- Opening Delimiter -

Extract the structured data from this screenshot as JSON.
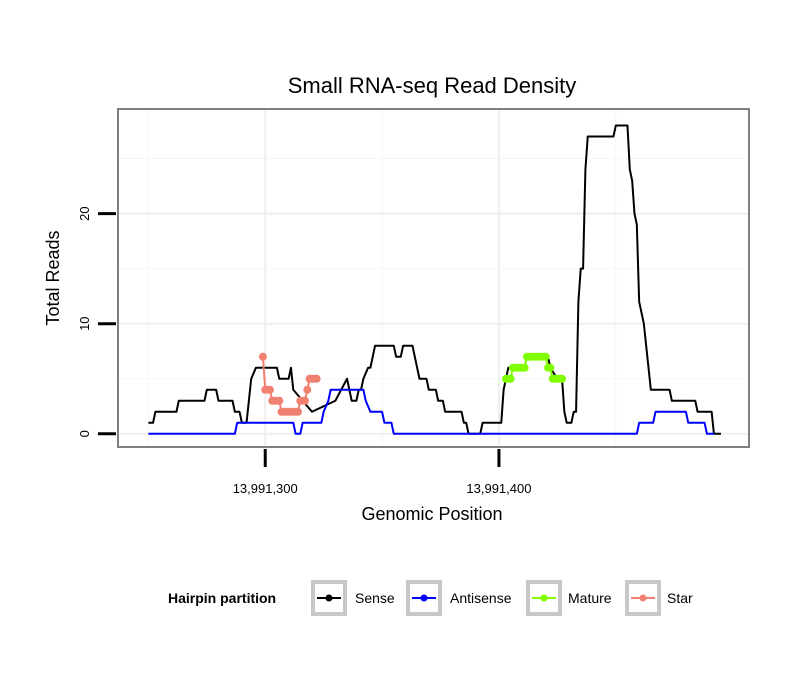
{
  "chart_data": {
    "type": "line",
    "title": "Small RNA-seq Read Density",
    "xlabel": "Genomic Position",
    "ylabel": "Total Reads",
    "xlim": [
      13991237,
      13991507
    ],
    "ylim": [
      -1.2,
      29.5
    ],
    "x_ticks": [
      13991300,
      13991400
    ],
    "x_tick_labels": [
      "13,991,300",
      "13,991,400"
    ],
    "y_ticks": [
      0,
      10,
      20
    ],
    "y_tick_labels": [
      "0",
      "10",
      "20"
    ],
    "legend": {
      "title": "Hairpin partition",
      "position": "bottom",
      "entries": [
        {
          "key": "sense",
          "label": "Sense",
          "color": "#000000"
        },
        {
          "key": "antisense",
          "label": "Antisense",
          "color": "#0000ff"
        },
        {
          "key": "mature",
          "label": "Mature",
          "color": "#80ff00"
        },
        {
          "key": "star",
          "label": "Star",
          "color": "#f08070"
        }
      ]
    },
    "series": [
      {
        "name": "Sense",
        "color": "#000000",
        "markers": false,
        "points": [
          [
            13991250,
            1
          ],
          [
            13991252,
            1
          ],
          [
            13991253,
            2
          ],
          [
            13991262,
            2
          ],
          [
            13991263,
            3
          ],
          [
            13991274,
            3
          ],
          [
            13991275,
            4
          ],
          [
            13991279,
            4
          ],
          [
            13991280,
            3
          ],
          [
            13991286,
            3
          ],
          [
            13991287,
            2
          ],
          [
            13991289,
            2
          ],
          [
            13991290,
            1
          ],
          [
            13991292,
            1
          ],
          [
            13991293,
            3
          ],
          [
            13991294,
            5
          ],
          [
            13991296,
            6
          ],
          [
            13991305,
            6
          ],
          [
            13991306,
            5
          ],
          [
            13991310,
            5
          ],
          [
            13991311,
            6
          ],
          [
            13991312,
            4
          ],
          [
            13991316,
            3
          ],
          [
            13991320,
            2
          ],
          [
            13991330,
            3
          ],
          [
            13991335,
            5
          ],
          [
            13991337,
            3
          ],
          [
            13991339,
            3
          ],
          [
            13991340,
            4
          ],
          [
            13991341,
            4
          ],
          [
            13991342,
            5
          ],
          [
            13991344,
            6
          ],
          [
            13991345,
            6
          ],
          [
            13991347,
            8
          ],
          [
            13991355,
            8
          ],
          [
            13991356,
            7
          ],
          [
            13991358,
            7
          ],
          [
            13991359,
            8
          ],
          [
            13991363,
            8
          ],
          [
            13991364,
            7
          ],
          [
            13991366,
            5
          ],
          [
            13991369,
            5
          ],
          [
            13991370,
            4
          ],
          [
            13991373,
            4
          ],
          [
            13991374,
            3
          ],
          [
            13991376,
            3
          ],
          [
            13991377,
            2
          ],
          [
            13991384,
            2
          ],
          [
            13991385,
            1
          ],
          [
            13991386,
            1
          ],
          [
            13991387,
            0
          ],
          [
            13991392,
            0
          ],
          [
            13991393,
            1
          ],
          [
            13991401,
            1
          ],
          [
            13991402,
            4
          ],
          [
            13991404,
            6
          ],
          [
            13991411,
            6
          ],
          [
            13991412,
            7
          ],
          [
            13991421,
            7
          ],
          [
            13991422,
            6
          ],
          [
            13991425,
            5
          ],
          [
            13991427,
            5
          ],
          [
            13991428,
            2
          ],
          [
            13991429,
            1
          ],
          [
            13991431,
            1
          ],
          [
            13991432,
            2
          ],
          [
            13991433,
            2
          ],
          [
            13991434,
            12
          ],
          [
            13991435,
            15
          ],
          [
            13991436,
            15
          ],
          [
            13991437,
            24
          ],
          [
            13991438,
            27
          ],
          [
            13991449,
            27
          ],
          [
            13991450,
            28
          ],
          [
            13991455,
            28
          ],
          [
            13991456,
            24
          ],
          [
            13991457,
            23
          ],
          [
            13991458,
            20
          ],
          [
            13991459,
            19
          ],
          [
            13991460,
            12
          ],
          [
            13991461,
            11
          ],
          [
            13991462,
            10
          ],
          [
            13991463,
            8
          ],
          [
            13991464,
            6
          ],
          [
            13991465,
            4
          ],
          [
            13991473,
            4
          ],
          [
            13991474,
            3
          ],
          [
            13991484,
            3
          ],
          [
            13991485,
            2
          ],
          [
            13991491,
            2
          ],
          [
            13991492,
            0
          ],
          [
            13991495,
            0
          ]
        ]
      },
      {
        "name": "Antisense",
        "color": "#0000ff",
        "markers": false,
        "points": [
          [
            13991250,
            0
          ],
          [
            13991287,
            0
          ],
          [
            13991288,
            1
          ],
          [
            13991312,
            1
          ],
          [
            13991313,
            0
          ],
          [
            13991315,
            0
          ],
          [
            13991316,
            1
          ],
          [
            13991324,
            1
          ],
          [
            13991325,
            2
          ],
          [
            13991327,
            3
          ],
          [
            13991328,
            4
          ],
          [
            13991342,
            4
          ],
          [
            13991343,
            3
          ],
          [
            13991345,
            2
          ],
          [
            13991350,
            2
          ],
          [
            13991351,
            1
          ],
          [
            13991354,
            1
          ],
          [
            13991355,
            0
          ],
          [
            13991459,
            0
          ],
          [
            13991460,
            1
          ],
          [
            13991466,
            1
          ],
          [
            13991467,
            2
          ],
          [
            13991480,
            2
          ],
          [
            13991481,
            1
          ],
          [
            13991488,
            1
          ],
          [
            13991489,
            0
          ],
          [
            13991492,
            0
          ]
        ]
      },
      {
        "name": "Mature",
        "color": "#80ff00",
        "markers": true,
        "points": [
          [
            13991403,
            5
          ],
          [
            13991404,
            5
          ],
          [
            13991405,
            5
          ],
          [
            13991406,
            6
          ],
          [
            13991407,
            6
          ],
          [
            13991408,
            6
          ],
          [
            13991409,
            6
          ],
          [
            13991410,
            6
          ],
          [
            13991411,
            6
          ],
          [
            13991412,
            7
          ],
          [
            13991413,
            7
          ],
          [
            13991414,
            7
          ],
          [
            13991415,
            7
          ],
          [
            13991416,
            7
          ],
          [
            13991417,
            7
          ],
          [
            13991418,
            7
          ],
          [
            13991419,
            7
          ],
          [
            13991420,
            7
          ],
          [
            13991421,
            6
          ],
          [
            13991422,
            6
          ],
          [
            13991423,
            5
          ],
          [
            13991424,
            5
          ],
          [
            13991425,
            5
          ],
          [
            13991426,
            5
          ],
          [
            13991427,
            5
          ]
        ]
      },
      {
        "name": "Star",
        "color": "#f08070",
        "markers": true,
        "points": [
          [
            13991299,
            7
          ],
          [
            13991300,
            4
          ],
          [
            13991301,
            4
          ],
          [
            13991302,
            4
          ],
          [
            13991303,
            3
          ],
          [
            13991304,
            3
          ],
          [
            13991305,
            3
          ],
          [
            13991306,
            3
          ],
          [
            13991307,
            2
          ],
          [
            13991308,
            2
          ],
          [
            13991309,
            2
          ],
          [
            13991310,
            2
          ],
          [
            13991311,
            2
          ],
          [
            13991312,
            2
          ],
          [
            13991313,
            2
          ],
          [
            13991314,
            2
          ],
          [
            13991315,
            3
          ],
          [
            13991316,
            3
          ],
          [
            13991317,
            3
          ],
          [
            13991318,
            4
          ],
          [
            13991319,
            5
          ],
          [
            13991320,
            5
          ],
          [
            13991321,
            5
          ],
          [
            13991322,
            5
          ]
        ]
      }
    ]
  }
}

- Closing Delimiter -

What to work on | Repeat the material above verbatim. Leave the pictures behind.

Written response |
Extract the structured data from this screenshot as JSON.
{
  "chart_data": {
    "type": "line",
    "title": "Small RNA-seq Read Density",
    "xlabel": "Genomic Position",
    "ylabel": "Total Reads",
    "xlim": [
      13991237,
      13991507
    ],
    "ylim": [
      -1.2,
      29.5
    ],
    "x_ticks": [
      13991300,
      13991400
    ],
    "x_tick_labels": [
      "13,991,300",
      "13,991,400"
    ],
    "y_ticks": [
      0,
      10,
      20
    ],
    "y_tick_labels": [
      "0",
      "10",
      "20"
    ],
    "legend": {
      "title": "Hairpin partition",
      "position": "bottom",
      "entries": [
        {
          "key": "sense",
          "label": "Sense",
          "color": "#000000"
        },
        {
          "key": "antisense",
          "label": "Antisense",
          "color": "#0000ff"
        },
        {
          "key": "mature",
          "label": "Mature",
          "color": "#80ff00"
        },
        {
          "key": "star",
          "label": "Star",
          "color": "#f08070"
        }
      ]
    },
    "series": [
      {
        "name": "Sense",
        "color": "#000000",
        "markers": false,
        "points": [
          [
            13991250,
            1
          ],
          [
            13991252,
            1
          ],
          [
            13991253,
            2
          ],
          [
            13991262,
            2
          ],
          [
            13991263,
            3
          ],
          [
            13991274,
            3
          ],
          [
            13991275,
            4
          ],
          [
            13991279,
            4
          ],
          [
            13991280,
            3
          ],
          [
            13991286,
            3
          ],
          [
            13991287,
            2
          ],
          [
            13991289,
            2
          ],
          [
            13991290,
            1
          ],
          [
            13991292,
            1
          ],
          [
            13991293,
            3
          ],
          [
            13991294,
            5
          ],
          [
            13991296,
            6
          ],
          [
            13991305,
            6
          ],
          [
            13991306,
            5
          ],
          [
            13991310,
            5
          ],
          [
            13991311,
            6
          ],
          [
            13991312,
            4
          ],
          [
            13991316,
            3
          ],
          [
            13991320,
            2
          ],
          [
            13991330,
            3
          ],
          [
            13991335,
            5
          ],
          [
            13991337,
            3
          ],
          [
            13991339,
            3
          ],
          [
            13991340,
            4
          ],
          [
            13991341,
            4
          ],
          [
            13991342,
            5
          ],
          [
            13991344,
            6
          ],
          [
            13991345,
            6
          ],
          [
            13991347,
            8
          ],
          [
            13991355,
            8
          ],
          [
            13991356,
            7
          ],
          [
            13991358,
            7
          ],
          [
            13991359,
            8
          ],
          [
            13991363,
            8
          ],
          [
            13991364,
            7
          ],
          [
            13991366,
            5
          ],
          [
            13991369,
            5
          ],
          [
            13991370,
            4
          ],
          [
            13991373,
            4
          ],
          [
            13991374,
            3
          ],
          [
            13991376,
            3
          ],
          [
            13991377,
            2
          ],
          [
            13991384,
            2
          ],
          [
            13991385,
            1
          ],
          [
            13991386,
            1
          ],
          [
            13991387,
            0
          ],
          [
            13991392,
            0
          ],
          [
            13991393,
            1
          ],
          [
            13991401,
            1
          ],
          [
            13991402,
            4
          ],
          [
            13991404,
            6
          ],
          [
            13991411,
            6
          ],
          [
            13991412,
            7
          ],
          [
            13991421,
            7
          ],
          [
            13991422,
            6
          ],
          [
            13991425,
            5
          ],
          [
            13991427,
            5
          ],
          [
            13991428,
            2
          ],
          [
            13991429,
            1
          ],
          [
            13991431,
            1
          ],
          [
            13991432,
            2
          ],
          [
            13991433,
            2
          ],
          [
            13991434,
            12
          ],
          [
            13991435,
            15
          ],
          [
            13991436,
            15
          ],
          [
            13991437,
            24
          ],
          [
            13991438,
            27
          ],
          [
            13991449,
            27
          ],
          [
            13991450,
            28
          ],
          [
            13991455,
            28
          ],
          [
            13991456,
            24
          ],
          [
            13991457,
            23
          ],
          [
            13991458,
            20
          ],
          [
            13991459,
            19
          ],
          [
            13991460,
            12
          ],
          [
            13991461,
            11
          ],
          [
            13991462,
            10
          ],
          [
            13991463,
            8
          ],
          [
            13991464,
            6
          ],
          [
            13991465,
            4
          ],
          [
            13991473,
            4
          ],
          [
            13991474,
            3
          ],
          [
            13991484,
            3
          ],
          [
            13991485,
            2
          ],
          [
            13991491,
            2
          ],
          [
            13991492,
            0
          ],
          [
            13991495,
            0
          ]
        ]
      },
      {
        "name": "Antisense",
        "color": "#0000ff",
        "markers": false,
        "points": [
          [
            13991250,
            0
          ],
          [
            13991287,
            0
          ],
          [
            13991288,
            1
          ],
          [
            13991312,
            1
          ],
          [
            13991313,
            0
          ],
          [
            13991315,
            0
          ],
          [
            13991316,
            1
          ],
          [
            13991324,
            1
          ],
          [
            13991325,
            2
          ],
          [
            13991327,
            3
          ],
          [
            13991328,
            4
          ],
          [
            13991342,
            4
          ],
          [
            13991343,
            3
          ],
          [
            13991345,
            2
          ],
          [
            13991350,
            2
          ],
          [
            13991351,
            1
          ],
          [
            13991354,
            1
          ],
          [
            13991355,
            0
          ],
          [
            13991459,
            0
          ],
          [
            13991460,
            1
          ],
          [
            13991466,
            1
          ],
          [
            13991467,
            2
          ],
          [
            13991480,
            2
          ],
          [
            13991481,
            1
          ],
          [
            13991488,
            1
          ],
          [
            13991489,
            0
          ],
          [
            13991492,
            0
          ]
        ]
      },
      {
        "name": "Mature",
        "color": "#80ff00",
        "markers": true,
        "points": [
          [
            13991403,
            5
          ],
          [
            13991404,
            5
          ],
          [
            13991405,
            5
          ],
          [
            13991406,
            6
          ],
          [
            13991407,
            6
          ],
          [
            13991408,
            6
          ],
          [
            13991409,
            6
          ],
          [
            13991410,
            6
          ],
          [
            13991411,
            6
          ],
          [
            13991412,
            7
          ],
          [
            13991413,
            7
          ],
          [
            13991414,
            7
          ],
          [
            13991415,
            7
          ],
          [
            13991416,
            7
          ],
          [
            13991417,
            7
          ],
          [
            13991418,
            7
          ],
          [
            13991419,
            7
          ],
          [
            13991420,
            7
          ],
          [
            13991421,
            6
          ],
          [
            13991422,
            6
          ],
          [
            13991423,
            5
          ],
          [
            13991424,
            5
          ],
          [
            13991425,
            5
          ],
          [
            13991426,
            5
          ],
          [
            13991427,
            5
          ]
        ]
      },
      {
        "name": "Star",
        "color": "#f08070",
        "markers": true,
        "points": [
          [
            13991299,
            7
          ],
          [
            13991300,
            4
          ],
          [
            13991301,
            4
          ],
          [
            13991302,
            4
          ],
          [
            13991303,
            3
          ],
          [
            13991304,
            3
          ],
          [
            13991305,
            3
          ],
          [
            13991306,
            3
          ],
          [
            13991307,
            2
          ],
          [
            13991308,
            2
          ],
          [
            13991309,
            2
          ],
          [
            13991310,
            2
          ],
          [
            13991311,
            2
          ],
          [
            13991312,
            2
          ],
          [
            13991313,
            2
          ],
          [
            13991314,
            2
          ],
          [
            13991315,
            3
          ],
          [
            13991316,
            3
          ],
          [
            13991317,
            3
          ],
          [
            13991318,
            4
          ],
          [
            13991319,
            5
          ],
          [
            13991320,
            5
          ],
          [
            13991321,
            5
          ],
          [
            13991322,
            5
          ]
        ]
      }
    ]
  }
}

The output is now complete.